— Data provided —
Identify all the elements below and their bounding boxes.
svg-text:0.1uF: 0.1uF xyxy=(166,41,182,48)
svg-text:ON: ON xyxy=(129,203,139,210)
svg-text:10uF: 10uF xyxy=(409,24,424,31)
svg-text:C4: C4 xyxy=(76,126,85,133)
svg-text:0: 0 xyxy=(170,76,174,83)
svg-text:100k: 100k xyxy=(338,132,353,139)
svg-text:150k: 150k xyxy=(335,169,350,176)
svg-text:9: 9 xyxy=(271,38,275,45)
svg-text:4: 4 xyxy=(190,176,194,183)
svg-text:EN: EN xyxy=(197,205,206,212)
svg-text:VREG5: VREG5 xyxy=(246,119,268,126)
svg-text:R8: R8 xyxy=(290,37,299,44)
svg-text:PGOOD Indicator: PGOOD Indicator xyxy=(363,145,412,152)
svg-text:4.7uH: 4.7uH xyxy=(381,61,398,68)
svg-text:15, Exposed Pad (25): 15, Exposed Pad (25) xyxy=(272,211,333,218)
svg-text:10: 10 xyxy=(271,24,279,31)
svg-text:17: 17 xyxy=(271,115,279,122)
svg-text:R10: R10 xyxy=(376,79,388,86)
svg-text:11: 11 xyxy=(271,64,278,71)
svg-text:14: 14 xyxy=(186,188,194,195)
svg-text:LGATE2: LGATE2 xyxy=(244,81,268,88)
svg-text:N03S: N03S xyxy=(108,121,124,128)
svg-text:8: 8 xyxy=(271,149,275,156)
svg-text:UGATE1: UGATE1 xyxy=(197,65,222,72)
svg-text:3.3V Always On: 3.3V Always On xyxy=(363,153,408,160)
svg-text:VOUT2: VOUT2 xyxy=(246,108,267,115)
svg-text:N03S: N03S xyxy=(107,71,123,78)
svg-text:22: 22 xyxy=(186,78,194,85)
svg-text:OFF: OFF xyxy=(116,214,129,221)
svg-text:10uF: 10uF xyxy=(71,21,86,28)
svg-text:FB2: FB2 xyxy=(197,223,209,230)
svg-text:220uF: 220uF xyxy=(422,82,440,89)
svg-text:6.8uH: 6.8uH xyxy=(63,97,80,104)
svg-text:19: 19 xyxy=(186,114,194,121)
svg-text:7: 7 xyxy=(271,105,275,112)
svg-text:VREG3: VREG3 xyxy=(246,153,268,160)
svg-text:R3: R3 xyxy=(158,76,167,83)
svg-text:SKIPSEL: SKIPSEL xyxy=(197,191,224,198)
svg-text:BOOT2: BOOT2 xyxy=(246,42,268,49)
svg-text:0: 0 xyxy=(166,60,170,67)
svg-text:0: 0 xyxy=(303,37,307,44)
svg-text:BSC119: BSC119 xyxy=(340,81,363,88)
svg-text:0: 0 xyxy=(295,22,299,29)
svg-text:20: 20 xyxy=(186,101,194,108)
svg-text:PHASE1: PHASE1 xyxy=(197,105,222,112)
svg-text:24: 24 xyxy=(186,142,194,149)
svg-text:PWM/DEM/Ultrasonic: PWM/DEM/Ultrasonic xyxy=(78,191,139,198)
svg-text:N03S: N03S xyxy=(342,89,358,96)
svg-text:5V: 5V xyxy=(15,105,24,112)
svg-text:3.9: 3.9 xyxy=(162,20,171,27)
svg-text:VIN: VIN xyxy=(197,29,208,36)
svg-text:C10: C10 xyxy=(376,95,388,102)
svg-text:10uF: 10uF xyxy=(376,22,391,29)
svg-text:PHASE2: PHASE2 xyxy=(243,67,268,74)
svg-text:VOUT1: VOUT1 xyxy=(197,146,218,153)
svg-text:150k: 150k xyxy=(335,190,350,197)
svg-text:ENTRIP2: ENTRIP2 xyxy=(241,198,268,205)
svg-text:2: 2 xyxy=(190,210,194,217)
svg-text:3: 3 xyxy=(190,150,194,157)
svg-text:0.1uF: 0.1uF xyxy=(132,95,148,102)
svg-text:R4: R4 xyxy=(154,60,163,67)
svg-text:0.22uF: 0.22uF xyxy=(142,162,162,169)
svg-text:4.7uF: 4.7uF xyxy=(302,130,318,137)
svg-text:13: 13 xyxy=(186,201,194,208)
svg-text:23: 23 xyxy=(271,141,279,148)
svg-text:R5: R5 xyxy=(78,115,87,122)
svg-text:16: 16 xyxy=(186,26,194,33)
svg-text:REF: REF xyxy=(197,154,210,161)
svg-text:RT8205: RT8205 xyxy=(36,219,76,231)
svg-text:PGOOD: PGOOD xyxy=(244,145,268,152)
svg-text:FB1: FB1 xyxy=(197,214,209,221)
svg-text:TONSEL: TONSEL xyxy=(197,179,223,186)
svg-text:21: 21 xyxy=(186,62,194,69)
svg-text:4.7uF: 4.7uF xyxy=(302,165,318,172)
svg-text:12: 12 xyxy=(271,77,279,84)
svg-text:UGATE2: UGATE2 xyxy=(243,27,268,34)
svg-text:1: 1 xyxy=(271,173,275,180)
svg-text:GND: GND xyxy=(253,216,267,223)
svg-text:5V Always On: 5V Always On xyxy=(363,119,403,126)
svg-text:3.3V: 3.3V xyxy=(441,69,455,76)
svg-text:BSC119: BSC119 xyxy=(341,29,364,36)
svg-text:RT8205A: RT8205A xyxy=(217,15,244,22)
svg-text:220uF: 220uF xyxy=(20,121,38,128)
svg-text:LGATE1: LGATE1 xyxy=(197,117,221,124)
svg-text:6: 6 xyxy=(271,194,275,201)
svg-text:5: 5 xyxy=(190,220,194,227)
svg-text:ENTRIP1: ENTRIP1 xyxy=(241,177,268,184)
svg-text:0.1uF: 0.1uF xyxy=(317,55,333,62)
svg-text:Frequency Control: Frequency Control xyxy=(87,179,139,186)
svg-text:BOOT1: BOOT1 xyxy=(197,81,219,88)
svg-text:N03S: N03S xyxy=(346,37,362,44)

— Set exercise —
Revise the records above by putting "N04S" wherever "N03S" appears, and leave every other line unchanged.

— Result below —
Identify all the elements below and their bounding boxes.
svg-text:0.1uF: 0.1uF xyxy=(166,41,182,48)
svg-text:ON: ON xyxy=(129,203,139,210)
svg-text:10uF: 10uF xyxy=(409,24,424,31)
svg-text:C4: C4 xyxy=(76,126,85,133)
svg-text:0: 0 xyxy=(170,76,174,83)
svg-text:100k: 100k xyxy=(338,132,353,139)
svg-text:150k: 150k xyxy=(335,169,350,176)
svg-text:9: 9 xyxy=(271,38,275,45)
svg-text:4: 4 xyxy=(190,176,194,183)
svg-text:EN: EN xyxy=(197,205,206,212)
svg-text:VREG5: VREG5 xyxy=(246,119,268,126)
svg-text:R8: R8 xyxy=(290,37,299,44)
svg-text:PGOOD Indicator: PGOOD Indicator xyxy=(363,145,412,152)
svg-text:4.7uH: 4.7uH xyxy=(381,61,398,68)
svg-text:15, Exposed Pad (25): 15, Exposed Pad (25) xyxy=(272,211,333,218)
svg-text:10: 10 xyxy=(271,24,279,31)
svg-text:17: 17 xyxy=(271,115,279,122)
svg-text:R10: R10 xyxy=(376,79,388,86)
svg-text:11: 11 xyxy=(271,64,278,71)
svg-text:14: 14 xyxy=(186,188,194,195)
svg-text:LGATE2: LGATE2 xyxy=(244,81,268,88)
svg-text:N04S: N04S xyxy=(108,121,124,128)
svg-text:8: 8 xyxy=(271,149,275,156)
svg-text:UGATE1: UGATE1 xyxy=(197,65,222,72)
svg-text:3.3V Always On: 3.3V Always On xyxy=(363,153,408,160)
svg-text:VOUT2: VOUT2 xyxy=(246,108,267,115)
svg-text:N04S: N04S xyxy=(107,71,123,78)
svg-text:22: 22 xyxy=(186,78,194,85)
svg-text:OFF: OFF xyxy=(116,214,129,221)
svg-text:10uF: 10uF xyxy=(71,21,86,28)
svg-text:FB2: FB2 xyxy=(197,223,209,230)
svg-text:220uF: 220uF xyxy=(422,82,440,89)
svg-text:6.8uH: 6.8uH xyxy=(63,97,80,104)
svg-text:19: 19 xyxy=(186,114,194,121)
svg-text:7: 7 xyxy=(271,105,275,112)
svg-text:VREG3: VREG3 xyxy=(246,153,268,160)
svg-text:R3: R3 xyxy=(158,76,167,83)
svg-text:SKIPSEL: SKIPSEL xyxy=(197,191,224,198)
svg-text:BOOT2: BOOT2 xyxy=(246,42,268,49)
svg-text:0: 0 xyxy=(166,60,170,67)
svg-text:0: 0 xyxy=(303,37,307,44)
svg-text:BSC119: BSC119 xyxy=(340,81,363,88)
svg-text:0: 0 xyxy=(295,22,299,29)
svg-text:20: 20 xyxy=(186,101,194,108)
svg-text:PHASE1: PHASE1 xyxy=(197,105,222,112)
svg-text:24: 24 xyxy=(186,142,194,149)
svg-text:PWM/DEM/Ultrasonic: PWM/DEM/Ultrasonic xyxy=(78,191,139,198)
svg-text:N04S: N04S xyxy=(342,89,358,96)
svg-text:5V: 5V xyxy=(15,105,24,112)
svg-text:3.9: 3.9 xyxy=(162,20,171,27)
svg-text:VIN: VIN xyxy=(197,29,208,36)
svg-text:C10: C10 xyxy=(376,95,388,102)
svg-text:10uF: 10uF xyxy=(376,22,391,29)
svg-text:PHASE2: PHASE2 xyxy=(243,67,268,74)
svg-text:VOUT1: VOUT1 xyxy=(197,146,218,153)
svg-text:150k: 150k xyxy=(335,190,350,197)
svg-text:ENTRIP2: ENTRIP2 xyxy=(241,198,268,205)
svg-text:2: 2 xyxy=(190,210,194,217)
svg-text:3: 3 xyxy=(190,150,194,157)
svg-text:0.1uF: 0.1uF xyxy=(132,95,148,102)
svg-text:R4: R4 xyxy=(154,60,163,67)
svg-text:0.22uF: 0.22uF xyxy=(142,162,162,169)
svg-text:4.7uF: 4.7uF xyxy=(302,130,318,137)
svg-text:13: 13 xyxy=(186,201,194,208)
svg-text:23: 23 xyxy=(271,141,279,148)
svg-text:R5: R5 xyxy=(78,115,87,122)
svg-text:16: 16 xyxy=(186,26,194,33)
svg-text:REF: REF xyxy=(197,154,210,161)
svg-text:RT8205: RT8205 xyxy=(36,219,76,231)
svg-text:PGOOD: PGOOD xyxy=(244,145,268,152)
svg-text:FB1: FB1 xyxy=(197,214,209,221)
svg-text:TONSEL: TONSEL xyxy=(197,179,223,186)
svg-text:21: 21 xyxy=(186,62,194,69)
svg-text:4.7uF: 4.7uF xyxy=(302,165,318,172)
svg-text:12: 12 xyxy=(271,77,279,84)
svg-text:UGATE2: UGATE2 xyxy=(243,27,268,34)
svg-text:1: 1 xyxy=(271,173,275,180)
svg-text:GND: GND xyxy=(253,216,267,223)
svg-text:5V Always On: 5V Always On xyxy=(363,119,403,126)
svg-text:3.3V: 3.3V xyxy=(441,69,455,76)
svg-text:BSC119: BSC119 xyxy=(341,29,364,36)
svg-text:RT8205A: RT8205A xyxy=(217,15,244,22)
svg-text:220uF: 220uF xyxy=(20,121,38,128)
svg-text:LGATE1: LGATE1 xyxy=(197,117,221,124)
svg-text:6: 6 xyxy=(271,194,275,201)
svg-text:5: 5 xyxy=(190,220,194,227)
svg-text:ENTRIP1: ENTRIP1 xyxy=(241,177,268,184)
svg-text:0.1uF: 0.1uF xyxy=(317,55,333,62)
svg-text:Frequency Control: Frequency Control xyxy=(87,179,139,186)
svg-text:BOOT1: BOOT1 xyxy=(197,81,219,88)
svg-text:N04S: N04S xyxy=(346,37,362,44)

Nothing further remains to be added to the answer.